EXERCISE BRIEF.
Work out how many lines include "Sensitivity" and answer with that number only.

DATA FOR THIS EXERCISE.
————

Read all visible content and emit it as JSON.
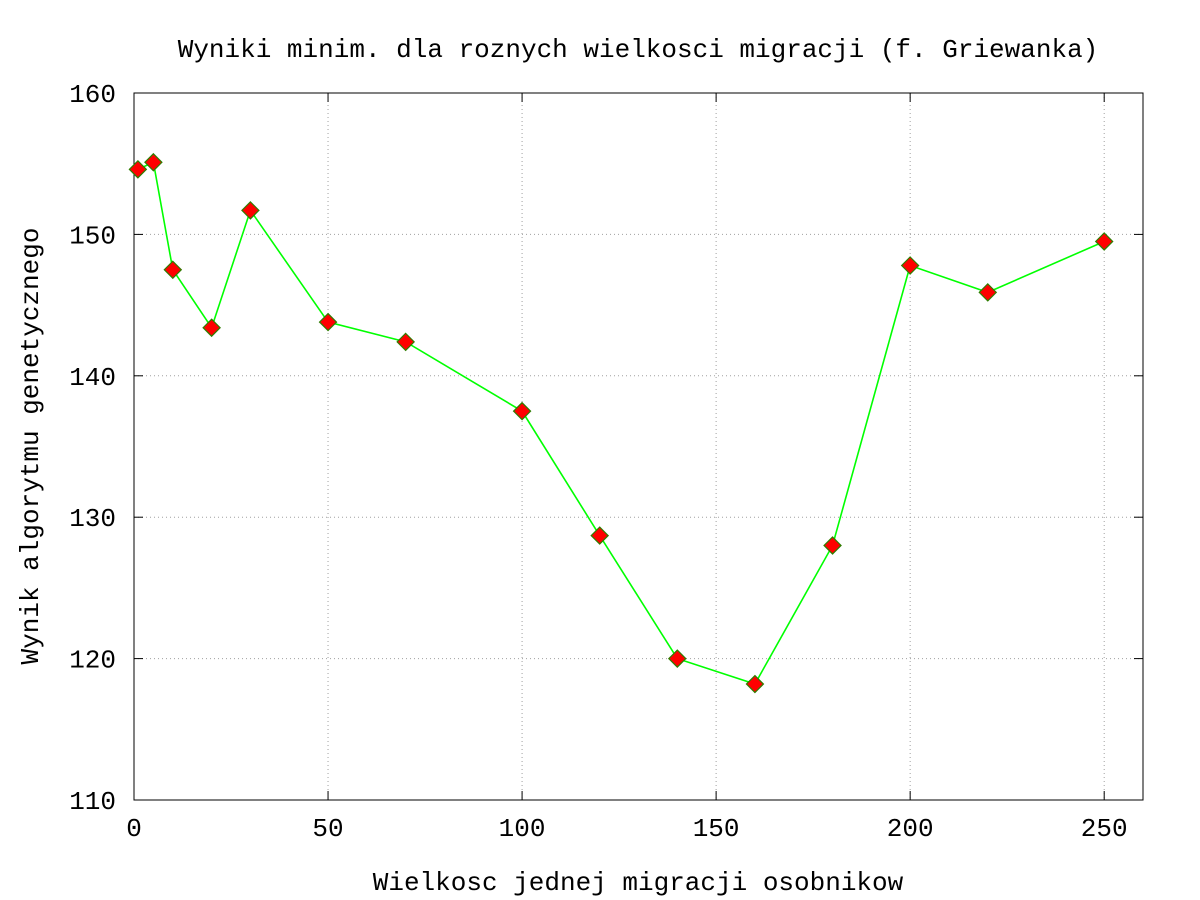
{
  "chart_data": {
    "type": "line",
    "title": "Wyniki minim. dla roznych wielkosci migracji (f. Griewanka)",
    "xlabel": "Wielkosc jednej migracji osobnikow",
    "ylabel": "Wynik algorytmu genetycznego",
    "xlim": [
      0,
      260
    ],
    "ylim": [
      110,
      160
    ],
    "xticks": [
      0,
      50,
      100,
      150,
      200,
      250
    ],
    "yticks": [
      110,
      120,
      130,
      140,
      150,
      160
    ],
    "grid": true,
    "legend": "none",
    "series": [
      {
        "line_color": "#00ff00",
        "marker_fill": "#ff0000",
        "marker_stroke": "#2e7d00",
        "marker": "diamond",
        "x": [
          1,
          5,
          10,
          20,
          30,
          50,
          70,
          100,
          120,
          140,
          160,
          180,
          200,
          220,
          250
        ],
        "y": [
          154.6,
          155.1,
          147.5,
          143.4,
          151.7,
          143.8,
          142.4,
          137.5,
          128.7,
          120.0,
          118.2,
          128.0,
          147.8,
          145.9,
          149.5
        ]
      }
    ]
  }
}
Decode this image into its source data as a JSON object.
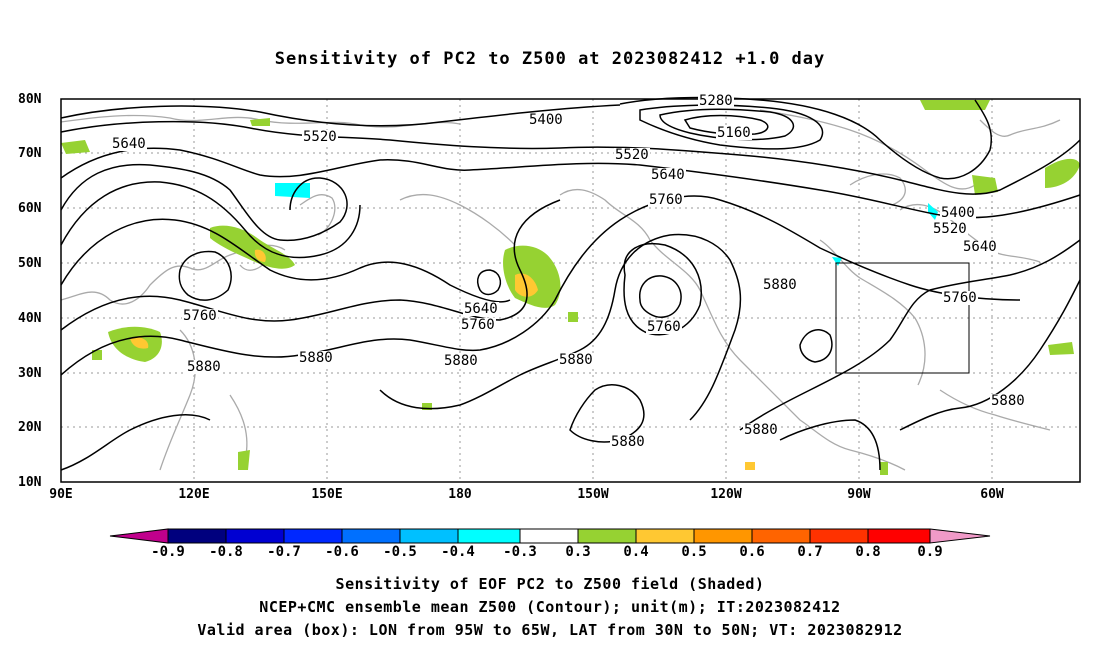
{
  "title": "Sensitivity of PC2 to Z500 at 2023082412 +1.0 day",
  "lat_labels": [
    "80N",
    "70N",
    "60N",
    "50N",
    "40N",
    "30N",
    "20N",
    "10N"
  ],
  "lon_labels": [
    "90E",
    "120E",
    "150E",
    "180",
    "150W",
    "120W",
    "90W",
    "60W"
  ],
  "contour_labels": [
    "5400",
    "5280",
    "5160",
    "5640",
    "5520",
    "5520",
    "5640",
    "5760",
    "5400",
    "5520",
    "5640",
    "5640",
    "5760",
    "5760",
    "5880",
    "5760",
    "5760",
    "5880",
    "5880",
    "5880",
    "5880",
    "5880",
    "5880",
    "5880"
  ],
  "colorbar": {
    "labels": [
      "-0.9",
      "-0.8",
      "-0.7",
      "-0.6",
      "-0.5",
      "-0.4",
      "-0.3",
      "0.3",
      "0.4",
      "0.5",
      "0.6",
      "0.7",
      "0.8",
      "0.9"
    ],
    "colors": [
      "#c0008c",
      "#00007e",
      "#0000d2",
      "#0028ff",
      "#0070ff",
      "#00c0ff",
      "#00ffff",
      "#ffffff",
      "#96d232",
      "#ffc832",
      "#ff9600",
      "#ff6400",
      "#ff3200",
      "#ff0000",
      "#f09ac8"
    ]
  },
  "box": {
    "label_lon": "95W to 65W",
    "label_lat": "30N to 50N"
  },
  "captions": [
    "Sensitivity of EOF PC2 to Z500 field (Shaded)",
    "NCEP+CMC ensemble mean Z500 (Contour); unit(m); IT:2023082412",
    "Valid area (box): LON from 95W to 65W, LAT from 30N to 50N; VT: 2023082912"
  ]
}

————

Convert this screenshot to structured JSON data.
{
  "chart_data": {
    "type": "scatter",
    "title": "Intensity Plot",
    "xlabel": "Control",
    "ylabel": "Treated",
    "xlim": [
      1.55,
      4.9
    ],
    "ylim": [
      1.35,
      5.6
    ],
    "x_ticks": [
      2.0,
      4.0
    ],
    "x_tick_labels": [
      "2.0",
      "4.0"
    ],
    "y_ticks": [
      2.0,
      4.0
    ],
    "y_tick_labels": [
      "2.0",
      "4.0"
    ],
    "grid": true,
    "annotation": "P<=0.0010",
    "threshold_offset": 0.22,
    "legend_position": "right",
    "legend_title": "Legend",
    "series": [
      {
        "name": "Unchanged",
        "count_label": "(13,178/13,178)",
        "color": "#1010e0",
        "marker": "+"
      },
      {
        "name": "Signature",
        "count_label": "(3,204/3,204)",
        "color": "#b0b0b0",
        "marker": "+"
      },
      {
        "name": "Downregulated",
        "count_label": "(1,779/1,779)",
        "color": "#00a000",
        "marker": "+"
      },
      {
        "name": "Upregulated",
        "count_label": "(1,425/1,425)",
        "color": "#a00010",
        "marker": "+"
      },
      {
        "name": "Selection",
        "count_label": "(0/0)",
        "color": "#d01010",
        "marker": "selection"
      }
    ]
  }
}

————

TASK RESULT.
2